* _To do_
**A.** Answer the following from the text on spatial variation below.
(i) In the Monte Carlo test, how many times is step 3 carried out in total?
(ii) What does u_i denote in that test?
(iii) From which source is the table of results in Example 5.2 adapted?
**B.** Reproduce word for word the passage of the text on spatial variation below, from "Note that there" to "Example 5.2.".

* _Document extract_
*** Block opens ***

5 Discrete Spatial Variation 5.1 Discrete spatial variation 5.3 Continuous vs discrete spatial variation models?

5.2 Including both spatial and non-spatial variation

When there is a ‘natural’ statistical model for the data, such as the Poisson model for count data or the binomial for binary data, it is often the case that:

•

after adjusting for all known covariates, the residual variation is bigger than can be explained by the assumed distributional model
•

but this extra-variation may or may not be spatially structured

A cautious strategy is to contemplate a model with both spatial and non-spatial sources of extra-variation.

5.2.1 Monte Carlo test for residual spatial variation

A simple test for the presence of residual spatial variation for area-level data is as follows. Given residuals $T_{i}$ :

1.

For each $i\neq j$ , calculate $T^{*}_{ij}=T_{i}-T_{j}$ and $u^{*}_{ij}=\|u_{i}-u_{j}\|$ , where $u_{i}$ is the centroid of region $i$ .
2.

Calculate the sample correlation $c^{*}=\textrm{Corr}(u^{*},T^{*})$ .
3.

Randomly reallocate the $T_{i}$ values to the sampled areas, and repeat steps 1 and 2 to find the sample correlation $c^{\dagger}$ .
4.

Carry out step 3 a total of $m-1$ times (a large number).
5.

Calculate a p-value for a test of residual spatial correlation as $(n^{*}+1)/m$ , where $n^{*}$ is the number of $c^{\dagger}$ values from the sample that are greater than or equal to $c^{*}$ .

Note that there are considerable drawbacks to this method, including the lack of power to detect residual spatial correlation in small samples and the inability to detect directional effects. However, a small p-value is usually a clear indication that there is residual spatial correlation present, which may necessitate further modelling.

Example 5.2.

Lip cancer in Scotland (continued)

Replace the previous model for risk by

\log R_{i}=\alpha+\beta x_{i}+U_{i}+S_{i}

where

•

$S_{i}$ again follow a discrete spatial variation model, and
•

$U_{i}$ are mutually independent ${\rm N}(0,\nu^{2})$ without any spatial structure.

The following table of results is adapted from Breslow and Clayton (1993a). Three different models are considered:

1.

*** Block closes ***

* _Exercise data_
*** Block opens ***

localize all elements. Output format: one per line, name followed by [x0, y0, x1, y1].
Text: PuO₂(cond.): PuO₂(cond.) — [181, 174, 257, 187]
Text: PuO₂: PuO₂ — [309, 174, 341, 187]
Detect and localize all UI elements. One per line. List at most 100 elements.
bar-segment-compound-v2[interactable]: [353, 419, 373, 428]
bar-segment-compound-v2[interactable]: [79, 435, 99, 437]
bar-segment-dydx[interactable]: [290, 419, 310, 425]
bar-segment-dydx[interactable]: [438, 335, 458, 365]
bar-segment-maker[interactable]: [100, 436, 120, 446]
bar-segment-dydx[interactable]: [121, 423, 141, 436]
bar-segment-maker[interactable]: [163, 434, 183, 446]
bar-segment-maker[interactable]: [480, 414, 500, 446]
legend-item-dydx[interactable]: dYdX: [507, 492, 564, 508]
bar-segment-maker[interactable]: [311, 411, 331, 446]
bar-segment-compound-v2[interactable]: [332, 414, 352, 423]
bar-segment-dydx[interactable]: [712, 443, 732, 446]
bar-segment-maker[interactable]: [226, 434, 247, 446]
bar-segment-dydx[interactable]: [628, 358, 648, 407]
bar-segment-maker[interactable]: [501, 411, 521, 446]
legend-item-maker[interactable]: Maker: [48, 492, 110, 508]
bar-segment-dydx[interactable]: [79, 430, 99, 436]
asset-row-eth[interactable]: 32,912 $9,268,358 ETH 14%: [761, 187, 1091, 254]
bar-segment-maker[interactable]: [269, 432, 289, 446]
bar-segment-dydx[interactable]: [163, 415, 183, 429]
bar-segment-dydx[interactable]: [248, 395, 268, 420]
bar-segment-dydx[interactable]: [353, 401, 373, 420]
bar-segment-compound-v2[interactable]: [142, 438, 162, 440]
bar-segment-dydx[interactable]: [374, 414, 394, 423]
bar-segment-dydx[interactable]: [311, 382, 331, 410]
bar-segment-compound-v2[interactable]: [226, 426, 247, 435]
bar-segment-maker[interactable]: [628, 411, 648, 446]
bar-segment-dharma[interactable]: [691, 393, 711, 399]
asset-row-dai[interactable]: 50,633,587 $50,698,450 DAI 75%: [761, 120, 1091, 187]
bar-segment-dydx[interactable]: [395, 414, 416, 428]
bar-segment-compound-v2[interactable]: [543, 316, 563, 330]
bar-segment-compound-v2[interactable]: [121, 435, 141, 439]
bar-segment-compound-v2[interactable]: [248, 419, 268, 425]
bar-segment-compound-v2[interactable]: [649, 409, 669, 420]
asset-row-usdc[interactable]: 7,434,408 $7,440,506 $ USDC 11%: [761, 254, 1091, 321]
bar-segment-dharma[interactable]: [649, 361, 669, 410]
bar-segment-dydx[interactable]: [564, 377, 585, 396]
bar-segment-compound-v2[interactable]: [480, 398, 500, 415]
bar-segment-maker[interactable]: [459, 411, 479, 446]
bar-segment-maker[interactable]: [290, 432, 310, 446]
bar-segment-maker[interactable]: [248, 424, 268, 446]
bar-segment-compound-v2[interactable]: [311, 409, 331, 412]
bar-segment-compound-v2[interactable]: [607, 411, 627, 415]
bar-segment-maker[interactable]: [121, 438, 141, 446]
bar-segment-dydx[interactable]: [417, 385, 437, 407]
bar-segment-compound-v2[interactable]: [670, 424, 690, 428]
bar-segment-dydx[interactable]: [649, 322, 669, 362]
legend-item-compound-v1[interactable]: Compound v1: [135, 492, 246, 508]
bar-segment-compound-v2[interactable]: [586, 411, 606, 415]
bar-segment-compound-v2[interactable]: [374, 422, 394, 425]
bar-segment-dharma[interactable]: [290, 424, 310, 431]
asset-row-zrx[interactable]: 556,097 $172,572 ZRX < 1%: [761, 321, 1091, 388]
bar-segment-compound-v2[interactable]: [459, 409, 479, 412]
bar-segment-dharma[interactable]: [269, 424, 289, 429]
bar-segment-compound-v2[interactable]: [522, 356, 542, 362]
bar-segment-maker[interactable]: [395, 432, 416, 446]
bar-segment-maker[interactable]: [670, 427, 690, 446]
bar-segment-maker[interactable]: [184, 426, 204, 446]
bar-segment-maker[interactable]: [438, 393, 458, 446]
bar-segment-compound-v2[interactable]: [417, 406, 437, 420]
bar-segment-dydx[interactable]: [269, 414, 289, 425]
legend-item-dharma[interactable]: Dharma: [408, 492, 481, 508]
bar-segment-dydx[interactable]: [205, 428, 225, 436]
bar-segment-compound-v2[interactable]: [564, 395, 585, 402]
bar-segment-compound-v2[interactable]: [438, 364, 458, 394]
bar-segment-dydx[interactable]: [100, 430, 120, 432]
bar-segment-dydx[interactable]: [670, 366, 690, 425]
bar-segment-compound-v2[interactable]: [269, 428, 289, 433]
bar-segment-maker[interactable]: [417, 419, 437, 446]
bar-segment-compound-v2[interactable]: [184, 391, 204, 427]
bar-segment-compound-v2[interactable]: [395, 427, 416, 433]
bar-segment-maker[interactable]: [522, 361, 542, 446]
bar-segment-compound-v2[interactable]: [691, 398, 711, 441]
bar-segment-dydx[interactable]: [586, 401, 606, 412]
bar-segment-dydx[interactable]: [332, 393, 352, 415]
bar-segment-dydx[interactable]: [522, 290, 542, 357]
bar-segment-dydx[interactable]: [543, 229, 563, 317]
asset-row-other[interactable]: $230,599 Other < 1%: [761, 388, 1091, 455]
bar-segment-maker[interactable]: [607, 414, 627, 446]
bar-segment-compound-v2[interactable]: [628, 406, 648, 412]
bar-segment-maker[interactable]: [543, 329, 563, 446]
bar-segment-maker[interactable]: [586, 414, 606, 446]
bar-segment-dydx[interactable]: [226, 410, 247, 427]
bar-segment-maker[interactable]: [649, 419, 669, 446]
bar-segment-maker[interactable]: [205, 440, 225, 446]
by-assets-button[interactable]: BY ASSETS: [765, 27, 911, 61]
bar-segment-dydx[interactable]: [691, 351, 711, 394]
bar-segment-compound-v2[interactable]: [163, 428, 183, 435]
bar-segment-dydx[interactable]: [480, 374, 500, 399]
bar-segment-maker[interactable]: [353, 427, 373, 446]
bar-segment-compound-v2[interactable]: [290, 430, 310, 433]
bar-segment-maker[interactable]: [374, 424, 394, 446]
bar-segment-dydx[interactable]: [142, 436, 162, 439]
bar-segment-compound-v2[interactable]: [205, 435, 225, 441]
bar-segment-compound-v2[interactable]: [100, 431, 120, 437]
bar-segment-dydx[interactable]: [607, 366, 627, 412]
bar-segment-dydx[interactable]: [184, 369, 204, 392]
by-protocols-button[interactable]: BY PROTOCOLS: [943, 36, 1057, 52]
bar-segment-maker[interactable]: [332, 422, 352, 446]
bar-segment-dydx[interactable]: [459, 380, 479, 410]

*** Block closes ***

* _Answers provided_
**A.**
(i) A total of m − 1 times.
(ii) The centroid of region i.
(iii) Breslow and Clayton (1993a).

**B.**
Note that there are considerable drawbacks to this method, including the lack of power to detect residual spatial correlation in small samples and the inability to detect directional effects. However, a small p-value is usually a clear indication that there is residual spatial correlation present, which may necessitate further modelling.

Example 5.2.